What is expected: Quote the listing below in its entirety.

Excerpted data:
# # # # # # #

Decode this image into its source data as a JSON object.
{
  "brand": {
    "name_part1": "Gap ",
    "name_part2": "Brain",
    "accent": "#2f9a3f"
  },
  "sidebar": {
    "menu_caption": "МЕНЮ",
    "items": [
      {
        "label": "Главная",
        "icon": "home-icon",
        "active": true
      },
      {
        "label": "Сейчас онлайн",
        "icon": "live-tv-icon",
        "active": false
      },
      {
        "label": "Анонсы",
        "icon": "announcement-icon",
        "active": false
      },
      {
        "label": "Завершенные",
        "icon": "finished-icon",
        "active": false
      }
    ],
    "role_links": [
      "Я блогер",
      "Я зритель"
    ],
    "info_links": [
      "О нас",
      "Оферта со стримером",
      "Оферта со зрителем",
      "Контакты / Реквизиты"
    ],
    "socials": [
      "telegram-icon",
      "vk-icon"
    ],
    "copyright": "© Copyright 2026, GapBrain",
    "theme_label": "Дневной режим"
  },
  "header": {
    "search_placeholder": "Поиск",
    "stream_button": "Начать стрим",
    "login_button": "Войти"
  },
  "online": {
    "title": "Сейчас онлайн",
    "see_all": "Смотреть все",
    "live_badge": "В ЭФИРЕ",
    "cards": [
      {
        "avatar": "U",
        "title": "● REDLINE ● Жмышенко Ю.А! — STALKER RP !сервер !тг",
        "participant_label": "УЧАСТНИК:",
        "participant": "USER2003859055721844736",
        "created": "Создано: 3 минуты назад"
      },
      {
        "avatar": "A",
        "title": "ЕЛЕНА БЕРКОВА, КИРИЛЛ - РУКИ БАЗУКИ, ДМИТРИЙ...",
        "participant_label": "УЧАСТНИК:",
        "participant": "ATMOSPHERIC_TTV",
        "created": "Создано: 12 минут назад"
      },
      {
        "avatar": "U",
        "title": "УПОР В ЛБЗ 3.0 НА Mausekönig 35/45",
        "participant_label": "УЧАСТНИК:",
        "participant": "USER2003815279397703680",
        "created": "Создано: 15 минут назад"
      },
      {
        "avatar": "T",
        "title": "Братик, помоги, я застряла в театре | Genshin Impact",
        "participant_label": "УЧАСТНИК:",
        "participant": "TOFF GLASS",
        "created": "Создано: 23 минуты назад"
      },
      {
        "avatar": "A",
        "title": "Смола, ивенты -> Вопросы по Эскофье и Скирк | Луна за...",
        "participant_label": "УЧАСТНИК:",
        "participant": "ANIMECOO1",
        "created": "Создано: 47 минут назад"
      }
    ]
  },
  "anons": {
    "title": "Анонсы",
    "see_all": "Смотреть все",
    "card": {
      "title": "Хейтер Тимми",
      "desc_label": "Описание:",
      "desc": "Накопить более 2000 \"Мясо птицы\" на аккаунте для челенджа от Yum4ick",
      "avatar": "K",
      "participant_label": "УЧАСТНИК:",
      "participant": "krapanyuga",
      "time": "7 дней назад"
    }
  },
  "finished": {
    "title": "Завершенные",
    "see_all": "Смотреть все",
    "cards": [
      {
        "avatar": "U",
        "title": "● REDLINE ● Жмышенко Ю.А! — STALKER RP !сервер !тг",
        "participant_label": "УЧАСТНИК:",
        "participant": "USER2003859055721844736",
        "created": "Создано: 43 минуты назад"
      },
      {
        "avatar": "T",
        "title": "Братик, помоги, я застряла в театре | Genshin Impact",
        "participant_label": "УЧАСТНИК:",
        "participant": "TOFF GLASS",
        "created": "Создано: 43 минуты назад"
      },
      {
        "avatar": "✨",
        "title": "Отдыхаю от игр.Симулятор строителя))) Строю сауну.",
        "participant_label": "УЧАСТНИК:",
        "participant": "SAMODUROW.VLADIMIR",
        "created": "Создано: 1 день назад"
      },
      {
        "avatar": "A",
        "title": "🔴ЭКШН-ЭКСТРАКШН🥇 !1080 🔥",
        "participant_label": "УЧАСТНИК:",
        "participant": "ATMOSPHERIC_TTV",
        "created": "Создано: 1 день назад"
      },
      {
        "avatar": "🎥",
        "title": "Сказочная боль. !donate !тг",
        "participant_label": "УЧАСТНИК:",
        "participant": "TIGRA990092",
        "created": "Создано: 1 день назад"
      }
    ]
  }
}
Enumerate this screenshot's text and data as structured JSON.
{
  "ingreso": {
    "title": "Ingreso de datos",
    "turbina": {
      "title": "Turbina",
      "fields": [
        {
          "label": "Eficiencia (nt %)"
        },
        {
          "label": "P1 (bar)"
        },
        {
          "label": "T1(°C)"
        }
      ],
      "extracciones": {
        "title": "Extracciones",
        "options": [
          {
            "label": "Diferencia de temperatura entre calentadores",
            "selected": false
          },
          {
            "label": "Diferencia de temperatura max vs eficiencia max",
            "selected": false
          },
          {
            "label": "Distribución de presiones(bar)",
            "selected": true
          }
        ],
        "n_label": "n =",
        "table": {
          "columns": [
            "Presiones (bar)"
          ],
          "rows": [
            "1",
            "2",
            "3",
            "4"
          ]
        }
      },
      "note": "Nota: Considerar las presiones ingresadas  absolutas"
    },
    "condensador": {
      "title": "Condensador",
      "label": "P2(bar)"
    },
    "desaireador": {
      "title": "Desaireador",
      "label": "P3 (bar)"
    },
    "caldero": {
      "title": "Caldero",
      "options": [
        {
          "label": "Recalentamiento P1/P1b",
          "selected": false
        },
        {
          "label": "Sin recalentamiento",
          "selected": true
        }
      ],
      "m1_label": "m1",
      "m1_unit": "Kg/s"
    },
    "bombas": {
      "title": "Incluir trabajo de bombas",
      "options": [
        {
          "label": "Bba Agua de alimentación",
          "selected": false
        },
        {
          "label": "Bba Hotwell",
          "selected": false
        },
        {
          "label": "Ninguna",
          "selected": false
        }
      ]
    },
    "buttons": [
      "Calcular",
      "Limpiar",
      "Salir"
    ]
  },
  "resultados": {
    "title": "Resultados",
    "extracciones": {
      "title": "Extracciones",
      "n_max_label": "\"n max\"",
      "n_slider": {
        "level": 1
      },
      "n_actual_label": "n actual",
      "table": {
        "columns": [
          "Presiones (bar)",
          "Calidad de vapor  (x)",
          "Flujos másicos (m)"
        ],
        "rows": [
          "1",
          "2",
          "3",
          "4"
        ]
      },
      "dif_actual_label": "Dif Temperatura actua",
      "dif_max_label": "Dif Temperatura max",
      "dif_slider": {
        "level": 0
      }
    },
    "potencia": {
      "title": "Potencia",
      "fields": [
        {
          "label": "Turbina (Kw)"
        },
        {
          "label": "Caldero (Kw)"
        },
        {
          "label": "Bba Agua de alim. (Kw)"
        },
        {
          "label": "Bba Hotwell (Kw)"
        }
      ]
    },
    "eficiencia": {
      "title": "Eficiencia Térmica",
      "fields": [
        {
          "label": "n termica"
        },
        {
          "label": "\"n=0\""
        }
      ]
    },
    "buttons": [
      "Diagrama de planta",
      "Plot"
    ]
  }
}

# # # # # # #

The response:
Decode this image into its source data as a JSON object.
{
  "brand": {
    "name_part1": "Gap ",
    "name_part2": "Brain",
    "accent": "#2f9a3f"
  },
  "sidebar": {
    "menu_caption": "МЕНЮ",
    "items": [
      {
        "label": "Главная",
        "icon": "home-icon",
        "active": true
      },
      {
        "label": "Сейчас онлайн",
        "icon": "live-tv-icon",
        "active": false
      },
      {
        "label": "Анонсы",
        "icon": "announcement-icon",
        "active": false
      },
      {
        "label": "Завершенные",
        "icon": "finished-icon",
        "active": false
      }
    ],
    "role_links": [
      "Я блогер",
      "Я зритель"
    ],
    "info_links": [
      "О нас",
      "Оферта со стримером",
      "Оферта со зрителем",
      "Контакты / Реквизиты"
    ],
    "socials": [
      "telegram-icon",
      "vk-icon"
    ],
    "copyright": "© Copyright 2026, GapBrain",
    "theme_label": "Дневной режим"
  },
  "header": {
    "search_placeholder": "Поиск",
    "stream_button": "Начать стрим",
    "login_button": "Войти"
  },
  "online": {
    "title": "Сейчас онлайн",
    "see_all": "Смотреть все",
    "live_badge": "В ЭФИРЕ",
    "cards": [
      {
        "avatar": "U",
        "title": "● REDLINE ● Жмышенко Ю.А! — STALKER RP !сервер !тг",
        "participant_label": "УЧАСТНИК:",
        "participant": "USER2003859055721844736",
        "created": "Создано: 3 минуты назад"
      },
      {
        "avatar": "A",
        "title": "ЕЛЕНА БЕРКОВА, КИРИЛЛ - РУКИ БАЗУКИ, ДМИТРИЙ...",
        "participant_label": "УЧАСТНИК:",
        "participant": "ATMOSPHERIC_TTV",
        "created": "Создано: 12 минут назад"
      },
      {
        "avatar": "U",
        "title": "УПОР В ЛБЗ 3.0 НА Mausekönig 35/45",
        "participant_label": "УЧАСТНИК:",
        "participant": "USER2003815279397703680",
        "created": "Создано: 15 минут назад"
      },
      {
        "avatar": "T",
        "title": "Братик, помоги, я застряла в театре | Genshin Impact",
        "participant_label": "УЧАСТНИК:",
        "participant": "TOFF GLASS",
        "created": "Создано: 23 минуты назад"
      },
      {
        "avatar": "A",
        "title": "Смола, ивенты -> Вопросы по Эскофье и Скирк | Луна за...",
        "participant_label": "УЧАСТНИК:",
        "participant": "ANIMECOO1",
        "created": "Создано: 47 минут назад"
      }
    ]
  },
  "anons": {
    "title": "Анонсы",
    "see_all": "Смотреть все",
    "card": {
      "title": "Хейтер Тимми",
      "desc_label": "Описание:",
      "desc": "Накопить более 2000 \"Мясо птицы\" на аккаунте для челенджа от Yum4ick",
      "avatar": "K",
      "participant_label": "УЧАСТНИК:",
      "participant": "krapanyuga",
      "time": "7 дней назад"
    }
  },
  "finished": {
    "title": "Завершенные",
    "see_all": "Смотреть все",
    "cards": [
      {
        "avatar": "U",
        "title": "● REDLINE ● Жмышенко Ю.А! — STALKER RP !сервер !тг",
        "participant_label": "УЧАСТНИК:",
        "participant": "USER2003859055721844736",
        "created": "Создано: 43 минуты назад"
      },
      {
        "avatar": "T",
        "title": "Братик, помоги, я застряла в театре | Genshin Impact",
        "participant_label": "УЧАСТНИК:",
        "participant": "TOFF GLASS",
        "created": "Создано: 43 минуты назад"
      },
      {
        "avatar": "✨",
        "title": "Отдыхаю от игр.Симулятор строителя))) Строю сауну.",
        "participant_label": "УЧАСТНИК:",
        "participant": "SAMODUROW.VLADIMIR",
        "created": "Создано: 1 день назад"
      },
      {
        "avatar": "A",
        "title": "🔴ЭКШН-ЭКСТРАКШН🥇 !1080 🔥",
        "participant_label": "УЧАСТНИК:",
        "participant": "ATMOSPHERIC_TTV",
        "created": "Создано: 1 день назад"
      },
      {
        "avatar": "🎥",
        "title": "Сказочная боль. !donate !тг",
        "participant_label": "УЧАСТНИК:",
        "participant": "TIGRA990092",
        "created": "Создано: 1 день назад"
      }
    ]
  }
}
Enumerate this screenshot's text and data as structured JSON.
{
  "ingreso": {
    "title": "Ingreso de datos",
    "turbina": {
      "title": "Turbina",
      "fields": [
        {
          "label": "Eficiencia (nt %)"
        },
        {
          "label": "P1 (bar)"
        },
        {
          "label": "T1(°C)"
        }
      ],
      "extracciones": {
        "title": "Extracciones",
        "options": [
          {
            "label": "Diferencia de temperatura entre calentadores",
            "selected": false
          },
          {
            "label": "Diferencia de temperatura max vs eficiencia max",
            "selected": false
          },
          {
            "label": "Distribución de presiones(bar)",
            "selected": true
          }
        ],
        "n_label": "n =",
        "table": {
          "columns": [
            "Presiones (bar)"
          ],
          "rows": [
            "1",
            "2",
            "3",
            "4"
          ]
        }
      },
      "note": "Nota: Considerar las presiones ingresadas  absolutas"
    },
    "condensador": {
      "title": "Condensador",
      "label": "P2(bar)"
    },
    "desaireador": {
      "title": "Desaireador",
      "label": "P3 (bar)"
    },
    "caldero": {
      "title": "Caldero",
      "options": [
        {
          "label": "Recalentamiento P1/P1b",
          "selected": false
        },
        {
          "label": "Sin recalentamiento",
          "selected": true
        }
      ],
      "m1_label": "m1",
      "m1_unit": "Kg/s"
    },
    "bombas": {
      "title": "Incluir trabajo de bombas",
      "options": [
        {
          "label": "Bba Agua de alimentación",
          "selected": false
        },
        {
          "label": "Bba Hotwell",
          "selected": false
        },
        {
          "label": "Ninguna",
          "selected": false
        }
      ]
    },
    "buttons": [
      "Calcular",
      "Limpiar",
      "Salir"
    ]
  },
  "resultados": {
    "title": "Resultados",
    "extracciones": {
      "title": "Extracciones",
      "n_max_label": "\"n max\"",
      "n_slider": {
        "level": 1
      },
      "n_actual_label": "n actual",
      "table": {
        "columns": [
          "Presiones (bar)",
          "Calidad de vapor  (x)",
          "Flujos másicos (m)"
        ],
        "rows": [
          "1",
          "2",
          "3",
          "4"
        ]
      },
      "dif_actual_label": "Dif Temperatura actua",
      "dif_max_label": "Dif Temperatura max",
      "dif_slider": {
        "level": 0
      }
    },
    "potencia": {
      "title": "Potencia",
      "fields": [
        {
          "label": "Turbina (Kw)"
        },
        {
          "label": "Caldero (Kw)"
        },
        {
          "label": "Bba Agua de alim. (Kw)"
        },
        {
          "label": "Bba Hotwell (Kw)"
        }
      ]
    },
    "eficiencia": {
      "title": "Eficiencia Térmica",
      "fields": [
        {
          "label": "n termica"
        },
        {
          "label": "\"n=0\""
        }
      ]
    },
    "buttons": [
      "Diagrama de planta",
      "Plot"
    ]
  }
}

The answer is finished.